DIRECTIONS:
a) For the stock commentary below, decide whether each statement agrees with it: (i) after MYR1.60, ECS's next resistance level is MYR1.68; (ii) OCK closed as low as MYR0.640 following the ex-date for its rights issue; (iii) SOLID is trading below its short term uptrend line. Answer yes or no for each and quote the deciding words.
b) Using the stock commentary below, answer each question:
(i) What was the dividend for ECS with an ex-date of 25/11/2015?
(ii) On what date did INSTACO begin its bull run?
(iii) What new high did SOLID reach?

TEXT BLOCK:
Monday, 30 November 2015

Technical Stocks To Watch on 30/11/2015 – ECS (5162), VTROX (6963), OCK (0172), SOLID (5242) & INSTACO (0069)

ECS (5162) is trading well supported by the uptrend line although ex-date for dividend of MYR0.08 on 25/11/2015 causing the price drops substantially but with only lower than average traded volume.
CS Daily Chart

With the closing price closed higher than the support level of MYR1.52 and also the short term downtrend line  in the latest 2 trading days on 26-27/11, foresee ECS should trade in the range price between MYR1.52 -MYR1.60 in the next trading days.

Should the resistance level of MYR1.60 be violated, the next resistance level to be met by ECS is @ MYR1.68.


VITROX (0097) is anticipated in trading above the support level of MYR3.25 after violated this level on 23/11/2015 after a cup and handle was formed since 10/8/2015. 
                                                                                       VITROX Daily Chart

Foresee VITROX will continue its upward trend with the next resistance level is @ MYR3.55 in the next coming trading days.


OCK’s (0172) price was being adjusted and plunged down after the ex-date for rights issue on 19/11 and closed as low as MYR0.640.  
                                                                                      OCK Daily Chart

However, the price soared up in the next trading days with increased in traded volume and closed higher @ MYR0.715 during the session ended. OCK is trading with supports of uptrend line since then.

If OCK is able to trade above the resistance level of MYR0.715, the next target for it to be met is the gap down that formed on 10/8/2015 with the subsequent target level is @ MYR0.770.


SOLID (5242) undergoes a correction after making the new high of MYR1.53 as of 24 & 25/11/2015 but it is still trading above the short term uptrend line.
                                                                                        SOLID Daily Chart

In case SOLID is trading any price within MYR1.50-1.53 in the coming trading days, breakout of the historical high of MYR1.53 shouldn’t a road block for it if the price and the traded volume increased significantly at the same time. 


INSTACO (0069) was trading in super bull run since 23/9/2015 from the super long ranging period from as low as 0.075 to as high as MYR0.34 within the 2 months period. 
                                                                                    INSTACO Daily Chart

The counter is taking a breather in the latest few trading days after a soared in trading price in a long period of time before a new trend to be started in near future.

Form the chart as shown above, INSTACO is now trading in a tide range between MYR0.305-0.34 but with higher than average traded volume in the recent trading days. 

Foresees a new bull run should take into place in case INSTACO is trading with closing price is @ or above MYR0.32 in the next coming trading days.

DATASET EXTRACT:
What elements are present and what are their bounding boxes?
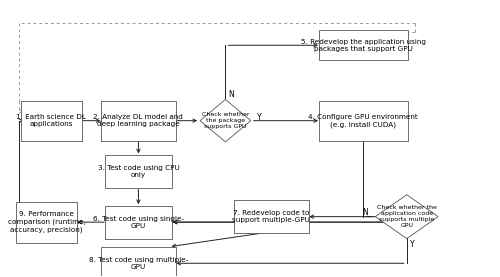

TASK-BY-TASK ANSWERS:
a)
(i) Yes: "the next resistance level to be met by ECS is @ MYR1.68"
(ii) Yes: "plunged down after the ex-date for rights issue on 19/11 and closed as low as MYR0.640"
(iii) No: "it is still trading above the short term uptrend line"

b)
(i) MYR0.08
(ii) 23/9/2015
(iii) MYR1.53